Look below and pull out each line with the word "在教学大纲中增加德育目标".

▶

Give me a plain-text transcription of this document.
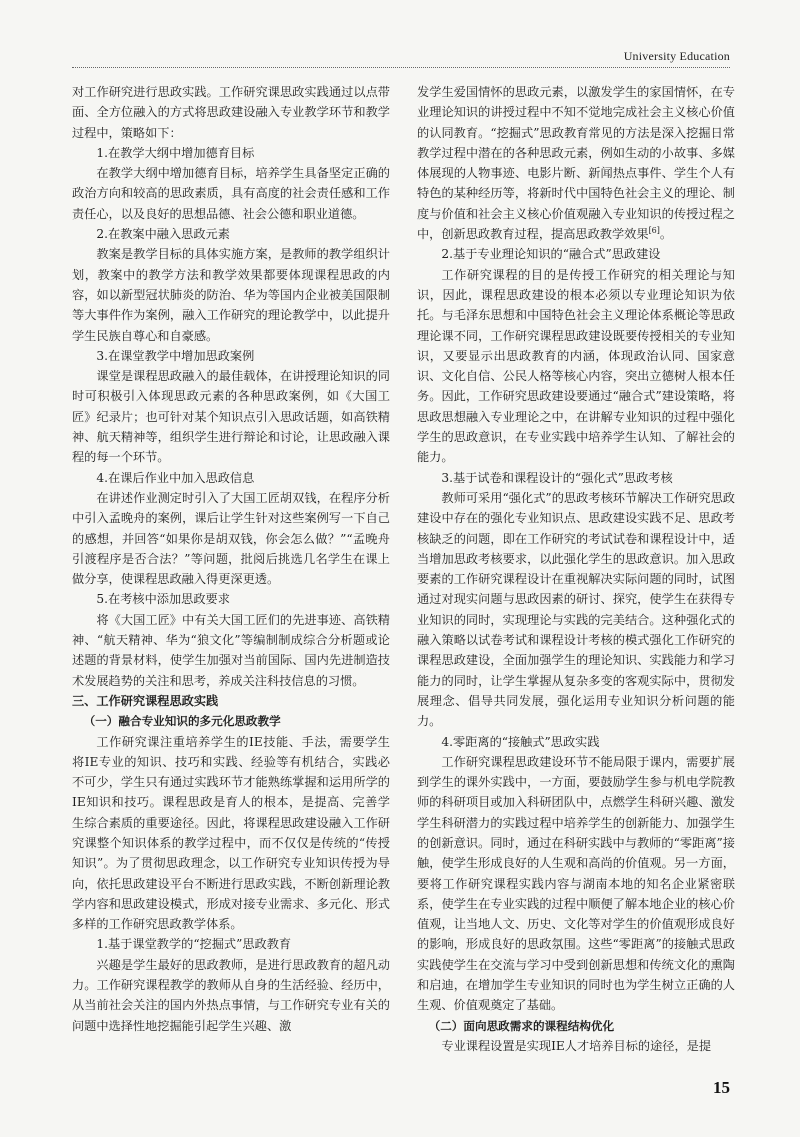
University Education

对工作研究进行思政实践。工作研究课思政实践通过以点带面、全方位融入的方式将思政建设融入专业教学环节和教学过程中，策略如下：

1.在教学大纲中增加德育目标

在教学大纲中增加德育目标，培养学生具备坚定正确的政治方向和较高的思政素质，具有高度的社会责任感和工作责任心，以及良好的思想品德、社会公德和职业道德。

2.在教案中融入思政元素

教案是教学目标的具体实施方案，是教师的教学组织计划，教案中的教学方法和教学效果都要体现课程思政的内容，如以新型冠状肺炎的防治、华为等国内企业被美国限制等大事件作为案例，融入工作研究的理论教学中，以此提升学生民族自尊心和自豪感。

3.在课堂教学中增加思政案例

课堂是课程思政融入的最佳载体，在讲授理论知识的同时可积极引入体现思政元素的各种思政案例，如《大国工匠》纪录片；也可针对某个知识点引入思政话题，如高铁精神、航天精神等，组织学生进行辩论和讨论，让思政融入课程的每一个环节。

4.在课后作业中加入思政信息

在讲述作业测定时引入了大国工匠胡双钱，在程序分析中引入孟晚舟的案例，课后让学生针对这些案例写一下自己的感想，并回答“如果你是胡双钱，你会怎么做？”“孟晚舟引渡程序是否合法？”等问题，批阅后挑选几名学生在课上做分享，使课程思政融入得更深更透。

5.在考核中添加思政要求

将《大国工匠》中有关大国工匠们的先进事迹、高铁精神、“航天精神、华为“狼文化”等编制制成综合分析题或论述题的背景材料，使学生加强对当前国际、国内先进制造技术发展趋势的关注和思考，养成关注科技信息的习惯。

三、工作研究课程思政实践

（一）融合专业知识的多元化思政教学

工作研究课注重培养学生的IE技能、手法，需要学生将IE专业的知识、技巧和实践、经验等有机结合，实践必不可少，学生只有通过实践环节才能熟练掌握和运用所学的IE知识和技巧。课程思政是育人的根本，是提高、完善学生综合素质的重要途径。因此，将课程思政建设融入工作研究课整个知识体系的教学过程中，而不仅仅是传统的“传授知识”。为了贯彻思政理念，以工作研究专业知识传授为导向，依托思政建设平台不断进行思政实践，不断创新理论教学内容和思政建设模式，形成对接专业需求、多元化、形式多样的工作研究思政教学体系。

1.基于课堂教学的“挖掘式”思政教育

兴趣是学生最好的思政教师，是进行思政教育的超凡动力。工作研究课程教学的教师从自身的生活经验、经历中，从当前社会关注的国内外热点事情，与工作研究专业有关的问题中选择性地挖掘能引起学生兴趣、激

发学生爱国情怀的思政元素，以激发学生的家国情怀，在专业理论知识的讲授过程中不知不觉地完成社会主义核心价值的认同教育。“挖掘式”思政教育常见的方法是深入挖掘日常教学过程中潜在的各种思政元素，例如生动的小故事、多媒体展现的人物事迹、电影片断、新闻热点事件、学生个人有特色的某种经历等，将新时代中国特色社会主义的理论、制度与价值和社会主义核心价值观融入专业知识的传授过程之中，创新思政教育过程，提高思政教学效果[6]。

2.基于专业理论知识的“融合式”思政建设

工作研究课程的目的是传授工作研究的相关理论与知识，因此，课程思政建设的根本必须以专业理论知识为依托。与毛泽东思想和中国特色社会主义理论体系概论等思政理论课不同，工作研究课程思政建设既要传授相关的专业知识，又要显示出思政教育的内涵，体现政治认同、国家意识、文化自信、公民人格等核心内容，突出立德树人根本任务。因此，工作研究思政建设要通过“融合式”建设策略，将思政思想融入专业理论之中，在讲解专业知识的过程中强化学生的思政意识，在专业实践中培养学生认知、了解社会的能力。

3.基于试卷和课程设计的“强化式”思政考核

教师可采用“强化式”的思政考核环节解决工作研究思政建设中存在的强化专业知识点、思政建设实践不足、思政考核缺乏的问题，即在工作研究的考试试卷和课程设计中，适当增加思政考核要求，以此强化学生的思政意识。加入思政要素的工作研究课程设计在重视解决实际问题的同时，试图通过对现实问题与思政因素的研讨、探究，使学生在获得专业知识的同时，实现理论与实践的完美结合。这种强化式的融入策略以试卷考试和课程设计考核的模式强化工作研究的课程思政建设，全面加强学生的理论知识、实践能力和学习能力的同时，让学生掌握从复杂多变的客观实际中，贯彻发展理念、倡导共同发展，强化运用专业知识分析问题的能力。

4.零距离的“接触式”思政实践

工作研究课程思政建设环节不能局限于课内，需要扩展到学生的课外实践中，一方面，要鼓励学生参与机电学院教师的科研项目或加入科研团队中，点燃学生科研兴趣、激发学生科研潜力的实践过程中培养学生的创新能力、加强学生的创新意识。同时，通过在科研实践中与教师的“零距离”接触，使学生形成良好的人生观和高尚的价值观。另一方面，要将工作研究课程实践内容与湖南本地的知名企业紧密联系，使学生在专业实践的过程中顺便了解本地企业的核心价值观，让当地人文、历史、文化等对学生的价值观形成良好的影响，形成良好的思政氛围。这些“零距离”的接触式思政实践使学生在交流与学习中受到创新思想和传统文化的熏陶和启迪，在增加学生专业知识的同时也为学生树立正确的人生观、价值观奠定了基础。

（二）面向思政需求的课程结构优化

专业课程设置是实现IE人才培养目标的途径，是提

15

◀

**Answer below:**
1.在教学大纲中增加德育目标
在教学大纲中增加德育目标，培养学生具备坚定正确的政治方向和较高的思政素质，具有高度的社会责任感和工作责任心，以及良好的思想品德、社会公德和职业道德。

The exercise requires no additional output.